## Stated exercise
Look through the lines below and extract each one that contains "habe".

[Data entries]
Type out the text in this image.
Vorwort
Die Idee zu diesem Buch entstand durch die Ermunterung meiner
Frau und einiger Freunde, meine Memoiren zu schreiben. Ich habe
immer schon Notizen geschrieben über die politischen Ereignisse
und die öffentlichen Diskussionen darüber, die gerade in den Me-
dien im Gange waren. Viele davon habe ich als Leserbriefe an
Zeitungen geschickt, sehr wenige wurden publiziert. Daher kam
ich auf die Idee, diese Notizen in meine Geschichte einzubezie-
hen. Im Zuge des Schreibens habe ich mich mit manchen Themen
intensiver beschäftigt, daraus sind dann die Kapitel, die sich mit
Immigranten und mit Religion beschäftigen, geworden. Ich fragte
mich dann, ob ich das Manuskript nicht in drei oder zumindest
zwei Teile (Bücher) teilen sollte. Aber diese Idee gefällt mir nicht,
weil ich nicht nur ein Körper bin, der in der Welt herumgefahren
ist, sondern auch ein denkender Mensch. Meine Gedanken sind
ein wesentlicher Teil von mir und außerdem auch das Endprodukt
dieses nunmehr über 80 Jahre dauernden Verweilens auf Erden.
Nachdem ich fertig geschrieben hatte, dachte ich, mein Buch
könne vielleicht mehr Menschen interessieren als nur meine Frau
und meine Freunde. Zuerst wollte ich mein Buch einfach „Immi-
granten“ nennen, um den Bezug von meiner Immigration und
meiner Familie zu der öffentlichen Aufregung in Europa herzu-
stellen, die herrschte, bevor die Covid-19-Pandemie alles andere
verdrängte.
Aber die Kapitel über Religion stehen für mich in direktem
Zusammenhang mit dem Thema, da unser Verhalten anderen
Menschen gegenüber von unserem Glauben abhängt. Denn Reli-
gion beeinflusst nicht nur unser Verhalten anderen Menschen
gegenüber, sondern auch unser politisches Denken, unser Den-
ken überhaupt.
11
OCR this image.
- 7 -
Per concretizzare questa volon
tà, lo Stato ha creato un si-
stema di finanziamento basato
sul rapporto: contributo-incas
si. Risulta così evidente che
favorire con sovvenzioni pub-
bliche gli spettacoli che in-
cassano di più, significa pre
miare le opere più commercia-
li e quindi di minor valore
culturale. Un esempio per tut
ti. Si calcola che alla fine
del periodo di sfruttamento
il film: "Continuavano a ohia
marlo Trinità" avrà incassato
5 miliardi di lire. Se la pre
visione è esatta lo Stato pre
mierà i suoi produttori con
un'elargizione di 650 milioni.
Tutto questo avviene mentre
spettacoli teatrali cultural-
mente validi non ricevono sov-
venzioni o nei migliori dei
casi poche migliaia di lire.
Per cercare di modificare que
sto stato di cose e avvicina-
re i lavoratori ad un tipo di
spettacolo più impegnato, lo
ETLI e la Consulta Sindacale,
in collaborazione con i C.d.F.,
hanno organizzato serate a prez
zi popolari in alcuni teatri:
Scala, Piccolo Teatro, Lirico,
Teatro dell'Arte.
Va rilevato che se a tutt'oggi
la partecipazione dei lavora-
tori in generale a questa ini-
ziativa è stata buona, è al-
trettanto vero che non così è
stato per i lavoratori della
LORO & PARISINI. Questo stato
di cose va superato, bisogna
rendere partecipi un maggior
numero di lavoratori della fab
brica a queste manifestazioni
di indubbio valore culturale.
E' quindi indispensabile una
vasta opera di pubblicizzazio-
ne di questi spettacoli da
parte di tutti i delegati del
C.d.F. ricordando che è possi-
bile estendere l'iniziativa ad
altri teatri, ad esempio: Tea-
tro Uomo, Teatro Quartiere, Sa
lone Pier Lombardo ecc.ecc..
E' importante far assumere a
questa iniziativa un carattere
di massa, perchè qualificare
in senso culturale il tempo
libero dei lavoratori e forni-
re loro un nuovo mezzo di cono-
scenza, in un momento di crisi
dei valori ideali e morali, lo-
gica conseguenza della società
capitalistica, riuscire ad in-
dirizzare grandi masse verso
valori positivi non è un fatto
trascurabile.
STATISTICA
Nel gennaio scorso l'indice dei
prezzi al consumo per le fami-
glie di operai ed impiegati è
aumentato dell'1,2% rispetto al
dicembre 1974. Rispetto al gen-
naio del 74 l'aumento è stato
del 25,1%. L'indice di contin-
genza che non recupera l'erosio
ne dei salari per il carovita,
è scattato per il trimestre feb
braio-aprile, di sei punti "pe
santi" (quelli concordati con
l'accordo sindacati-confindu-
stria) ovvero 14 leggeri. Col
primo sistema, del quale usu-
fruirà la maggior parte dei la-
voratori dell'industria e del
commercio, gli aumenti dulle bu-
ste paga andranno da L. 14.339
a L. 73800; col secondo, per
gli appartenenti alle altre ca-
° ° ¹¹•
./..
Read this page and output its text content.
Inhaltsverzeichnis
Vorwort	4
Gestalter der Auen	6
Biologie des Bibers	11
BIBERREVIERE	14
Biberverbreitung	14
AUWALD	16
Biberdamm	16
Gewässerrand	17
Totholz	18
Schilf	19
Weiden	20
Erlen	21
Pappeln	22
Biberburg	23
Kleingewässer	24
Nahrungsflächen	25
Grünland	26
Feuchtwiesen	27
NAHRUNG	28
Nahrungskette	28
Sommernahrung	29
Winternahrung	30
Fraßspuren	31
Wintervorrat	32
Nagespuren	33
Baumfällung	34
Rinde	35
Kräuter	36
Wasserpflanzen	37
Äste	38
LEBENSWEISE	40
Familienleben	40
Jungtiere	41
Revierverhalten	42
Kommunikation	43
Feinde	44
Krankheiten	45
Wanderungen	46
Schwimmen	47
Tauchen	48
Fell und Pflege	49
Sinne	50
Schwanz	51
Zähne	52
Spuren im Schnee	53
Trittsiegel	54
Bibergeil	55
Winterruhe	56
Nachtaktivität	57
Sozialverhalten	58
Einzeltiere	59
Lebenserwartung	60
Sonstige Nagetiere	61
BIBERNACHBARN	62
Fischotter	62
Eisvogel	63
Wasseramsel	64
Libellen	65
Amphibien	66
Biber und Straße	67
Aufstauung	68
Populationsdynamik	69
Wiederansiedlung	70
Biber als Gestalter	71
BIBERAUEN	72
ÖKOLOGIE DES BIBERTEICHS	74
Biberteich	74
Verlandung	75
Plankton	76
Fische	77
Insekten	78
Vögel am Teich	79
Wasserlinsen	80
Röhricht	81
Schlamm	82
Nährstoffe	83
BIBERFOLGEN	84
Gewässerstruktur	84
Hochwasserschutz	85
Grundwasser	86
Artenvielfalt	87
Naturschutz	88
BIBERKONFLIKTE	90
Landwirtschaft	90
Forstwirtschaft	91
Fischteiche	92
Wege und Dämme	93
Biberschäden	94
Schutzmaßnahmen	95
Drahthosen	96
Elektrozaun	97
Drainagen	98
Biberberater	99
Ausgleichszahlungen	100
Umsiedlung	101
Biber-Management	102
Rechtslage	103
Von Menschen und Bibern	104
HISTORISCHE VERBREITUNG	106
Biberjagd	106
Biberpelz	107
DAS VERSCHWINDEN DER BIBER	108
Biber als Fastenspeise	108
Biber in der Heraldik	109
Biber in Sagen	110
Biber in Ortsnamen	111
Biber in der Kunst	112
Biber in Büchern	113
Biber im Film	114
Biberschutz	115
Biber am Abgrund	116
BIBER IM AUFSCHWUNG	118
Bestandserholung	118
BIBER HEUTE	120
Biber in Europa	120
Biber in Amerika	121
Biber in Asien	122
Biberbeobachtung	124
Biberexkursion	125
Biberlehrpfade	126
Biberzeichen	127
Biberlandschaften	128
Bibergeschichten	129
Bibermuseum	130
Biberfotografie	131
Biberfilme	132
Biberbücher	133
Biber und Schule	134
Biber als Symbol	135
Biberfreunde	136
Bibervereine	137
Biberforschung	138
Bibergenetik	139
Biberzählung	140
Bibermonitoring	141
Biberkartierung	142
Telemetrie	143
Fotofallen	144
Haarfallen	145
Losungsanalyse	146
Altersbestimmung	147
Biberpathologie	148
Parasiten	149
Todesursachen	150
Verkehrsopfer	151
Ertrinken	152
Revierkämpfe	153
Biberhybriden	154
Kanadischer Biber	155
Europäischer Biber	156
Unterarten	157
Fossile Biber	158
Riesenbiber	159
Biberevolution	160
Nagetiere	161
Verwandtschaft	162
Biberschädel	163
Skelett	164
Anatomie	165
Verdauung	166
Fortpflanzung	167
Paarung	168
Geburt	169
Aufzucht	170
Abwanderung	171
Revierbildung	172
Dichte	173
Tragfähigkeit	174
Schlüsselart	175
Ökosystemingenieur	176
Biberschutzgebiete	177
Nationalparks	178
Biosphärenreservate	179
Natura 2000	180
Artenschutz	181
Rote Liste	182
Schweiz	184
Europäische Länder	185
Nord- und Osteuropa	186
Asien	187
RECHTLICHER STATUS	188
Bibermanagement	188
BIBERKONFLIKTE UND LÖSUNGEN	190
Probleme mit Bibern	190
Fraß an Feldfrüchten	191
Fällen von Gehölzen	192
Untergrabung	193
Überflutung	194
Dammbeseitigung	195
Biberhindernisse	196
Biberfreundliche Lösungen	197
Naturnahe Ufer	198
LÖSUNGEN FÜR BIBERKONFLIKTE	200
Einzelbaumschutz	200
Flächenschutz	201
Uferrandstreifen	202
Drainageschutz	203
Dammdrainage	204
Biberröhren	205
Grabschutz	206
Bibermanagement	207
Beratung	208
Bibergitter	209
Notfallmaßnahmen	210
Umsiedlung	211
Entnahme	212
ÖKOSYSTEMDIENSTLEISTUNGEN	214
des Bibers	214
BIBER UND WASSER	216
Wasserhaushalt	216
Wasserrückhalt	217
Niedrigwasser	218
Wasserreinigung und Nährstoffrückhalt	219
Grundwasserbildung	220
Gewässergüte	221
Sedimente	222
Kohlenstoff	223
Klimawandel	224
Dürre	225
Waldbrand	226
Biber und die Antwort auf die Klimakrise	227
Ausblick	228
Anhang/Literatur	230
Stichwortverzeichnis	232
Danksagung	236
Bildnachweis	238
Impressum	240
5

## Result
Frau und einiger Freunde, meine Memoiren zu schreiben. Ich habe
dien im Gange waren. Viele davon habe ich als Leserbriefe an
hen. Im Zuge des Schreibens habe ich mich mit manchen Themen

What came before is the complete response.